**TASK REQUIREMENTS:**
Search the listing below for the string "Customers" and show each line that contains it.

**RECORD SET:**
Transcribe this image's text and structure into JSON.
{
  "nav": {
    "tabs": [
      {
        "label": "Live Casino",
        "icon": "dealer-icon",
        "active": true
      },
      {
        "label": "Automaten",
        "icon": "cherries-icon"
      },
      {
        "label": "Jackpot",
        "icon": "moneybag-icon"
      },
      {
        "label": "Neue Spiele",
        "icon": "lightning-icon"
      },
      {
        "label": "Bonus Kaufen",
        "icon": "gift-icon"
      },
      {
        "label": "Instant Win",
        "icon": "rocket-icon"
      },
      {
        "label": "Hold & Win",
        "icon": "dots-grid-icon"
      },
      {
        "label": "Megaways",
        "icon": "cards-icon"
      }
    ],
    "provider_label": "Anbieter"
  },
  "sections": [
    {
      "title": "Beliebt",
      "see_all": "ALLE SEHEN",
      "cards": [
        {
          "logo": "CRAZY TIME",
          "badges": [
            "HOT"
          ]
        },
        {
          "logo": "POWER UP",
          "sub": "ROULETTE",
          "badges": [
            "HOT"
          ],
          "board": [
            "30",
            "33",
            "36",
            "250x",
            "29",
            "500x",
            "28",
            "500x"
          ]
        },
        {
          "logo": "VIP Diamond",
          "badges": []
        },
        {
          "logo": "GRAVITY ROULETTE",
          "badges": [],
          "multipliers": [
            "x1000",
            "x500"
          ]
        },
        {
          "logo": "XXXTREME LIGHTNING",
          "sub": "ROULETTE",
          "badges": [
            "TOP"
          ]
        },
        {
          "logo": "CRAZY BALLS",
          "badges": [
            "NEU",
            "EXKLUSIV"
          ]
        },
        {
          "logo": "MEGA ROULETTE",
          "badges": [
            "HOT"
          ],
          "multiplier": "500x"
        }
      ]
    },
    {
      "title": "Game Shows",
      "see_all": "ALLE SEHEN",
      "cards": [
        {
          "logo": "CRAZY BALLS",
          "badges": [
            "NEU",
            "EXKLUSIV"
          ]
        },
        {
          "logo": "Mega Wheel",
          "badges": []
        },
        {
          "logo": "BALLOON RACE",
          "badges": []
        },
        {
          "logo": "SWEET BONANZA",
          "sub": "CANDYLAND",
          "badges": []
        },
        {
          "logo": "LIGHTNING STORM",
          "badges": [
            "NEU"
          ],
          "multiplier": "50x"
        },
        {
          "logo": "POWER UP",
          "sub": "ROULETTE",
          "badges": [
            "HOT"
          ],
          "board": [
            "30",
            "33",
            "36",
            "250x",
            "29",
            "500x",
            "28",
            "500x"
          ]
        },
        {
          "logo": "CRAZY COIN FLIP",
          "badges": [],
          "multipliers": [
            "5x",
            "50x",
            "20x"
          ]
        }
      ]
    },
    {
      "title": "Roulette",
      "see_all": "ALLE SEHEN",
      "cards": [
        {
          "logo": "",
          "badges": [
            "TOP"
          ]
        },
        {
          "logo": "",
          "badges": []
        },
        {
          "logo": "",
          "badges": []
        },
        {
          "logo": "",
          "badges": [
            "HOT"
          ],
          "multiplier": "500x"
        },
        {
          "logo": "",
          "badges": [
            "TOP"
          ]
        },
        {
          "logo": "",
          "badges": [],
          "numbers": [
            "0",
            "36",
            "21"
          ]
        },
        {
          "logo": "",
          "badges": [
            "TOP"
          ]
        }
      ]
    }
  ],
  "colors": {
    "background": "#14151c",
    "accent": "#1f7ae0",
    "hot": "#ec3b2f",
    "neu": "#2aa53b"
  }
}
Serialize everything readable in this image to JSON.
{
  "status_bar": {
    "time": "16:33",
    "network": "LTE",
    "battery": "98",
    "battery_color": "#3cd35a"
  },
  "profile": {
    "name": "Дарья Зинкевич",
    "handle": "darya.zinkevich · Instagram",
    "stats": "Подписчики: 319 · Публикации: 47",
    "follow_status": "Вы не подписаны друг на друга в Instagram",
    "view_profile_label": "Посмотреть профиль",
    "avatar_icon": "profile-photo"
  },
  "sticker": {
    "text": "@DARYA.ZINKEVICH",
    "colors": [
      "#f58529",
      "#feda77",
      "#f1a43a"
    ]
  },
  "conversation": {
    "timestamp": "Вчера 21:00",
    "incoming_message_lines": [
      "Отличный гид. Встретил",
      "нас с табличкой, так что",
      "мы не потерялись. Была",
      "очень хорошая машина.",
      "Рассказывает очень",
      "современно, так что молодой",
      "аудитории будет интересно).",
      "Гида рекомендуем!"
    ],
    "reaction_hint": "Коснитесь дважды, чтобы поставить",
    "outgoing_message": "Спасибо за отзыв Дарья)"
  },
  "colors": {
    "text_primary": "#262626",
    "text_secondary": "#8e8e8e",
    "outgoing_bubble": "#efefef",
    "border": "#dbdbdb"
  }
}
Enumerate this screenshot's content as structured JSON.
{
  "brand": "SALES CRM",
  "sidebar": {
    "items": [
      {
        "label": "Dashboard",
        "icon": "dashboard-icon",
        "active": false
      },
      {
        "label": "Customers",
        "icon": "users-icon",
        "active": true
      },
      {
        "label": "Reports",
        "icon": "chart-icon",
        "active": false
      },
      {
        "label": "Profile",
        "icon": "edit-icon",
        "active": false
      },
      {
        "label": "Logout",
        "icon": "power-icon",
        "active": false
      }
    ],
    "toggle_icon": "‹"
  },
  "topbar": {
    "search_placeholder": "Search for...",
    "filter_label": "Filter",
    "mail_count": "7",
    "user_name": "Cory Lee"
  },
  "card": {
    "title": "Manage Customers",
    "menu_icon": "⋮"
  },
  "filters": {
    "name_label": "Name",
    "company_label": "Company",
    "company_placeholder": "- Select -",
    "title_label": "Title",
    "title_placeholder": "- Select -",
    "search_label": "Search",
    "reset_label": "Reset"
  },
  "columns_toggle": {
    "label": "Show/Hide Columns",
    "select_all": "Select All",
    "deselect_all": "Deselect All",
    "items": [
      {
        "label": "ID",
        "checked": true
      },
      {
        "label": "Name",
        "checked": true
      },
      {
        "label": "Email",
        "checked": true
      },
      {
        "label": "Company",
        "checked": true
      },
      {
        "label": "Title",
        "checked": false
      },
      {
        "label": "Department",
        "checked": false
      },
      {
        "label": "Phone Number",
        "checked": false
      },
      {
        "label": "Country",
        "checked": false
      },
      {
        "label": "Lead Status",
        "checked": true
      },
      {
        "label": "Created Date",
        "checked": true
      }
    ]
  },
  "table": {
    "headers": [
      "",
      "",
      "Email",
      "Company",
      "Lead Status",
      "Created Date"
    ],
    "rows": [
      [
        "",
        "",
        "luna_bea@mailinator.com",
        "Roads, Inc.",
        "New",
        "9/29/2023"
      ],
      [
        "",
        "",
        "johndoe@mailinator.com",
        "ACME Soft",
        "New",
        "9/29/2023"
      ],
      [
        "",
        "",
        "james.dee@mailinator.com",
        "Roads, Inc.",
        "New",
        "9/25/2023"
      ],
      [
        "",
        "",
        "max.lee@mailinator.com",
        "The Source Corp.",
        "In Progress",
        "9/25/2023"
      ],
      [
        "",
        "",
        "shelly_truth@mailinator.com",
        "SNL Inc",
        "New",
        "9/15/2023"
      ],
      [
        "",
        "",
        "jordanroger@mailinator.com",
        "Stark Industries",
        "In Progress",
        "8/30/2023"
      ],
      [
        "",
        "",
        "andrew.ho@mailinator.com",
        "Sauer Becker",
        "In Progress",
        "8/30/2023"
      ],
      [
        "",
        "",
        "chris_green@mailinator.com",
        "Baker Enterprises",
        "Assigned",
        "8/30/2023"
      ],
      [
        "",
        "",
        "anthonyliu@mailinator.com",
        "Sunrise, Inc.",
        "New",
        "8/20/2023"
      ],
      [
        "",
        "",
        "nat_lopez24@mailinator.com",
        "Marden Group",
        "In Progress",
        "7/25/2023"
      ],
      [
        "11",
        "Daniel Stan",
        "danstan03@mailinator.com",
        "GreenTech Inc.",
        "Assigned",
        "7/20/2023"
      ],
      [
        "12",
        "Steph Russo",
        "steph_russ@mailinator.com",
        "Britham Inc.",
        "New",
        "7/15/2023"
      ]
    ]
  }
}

**REPLY TO THE TASK:**
        "label": "Customers",
    "title": "Manage Customers",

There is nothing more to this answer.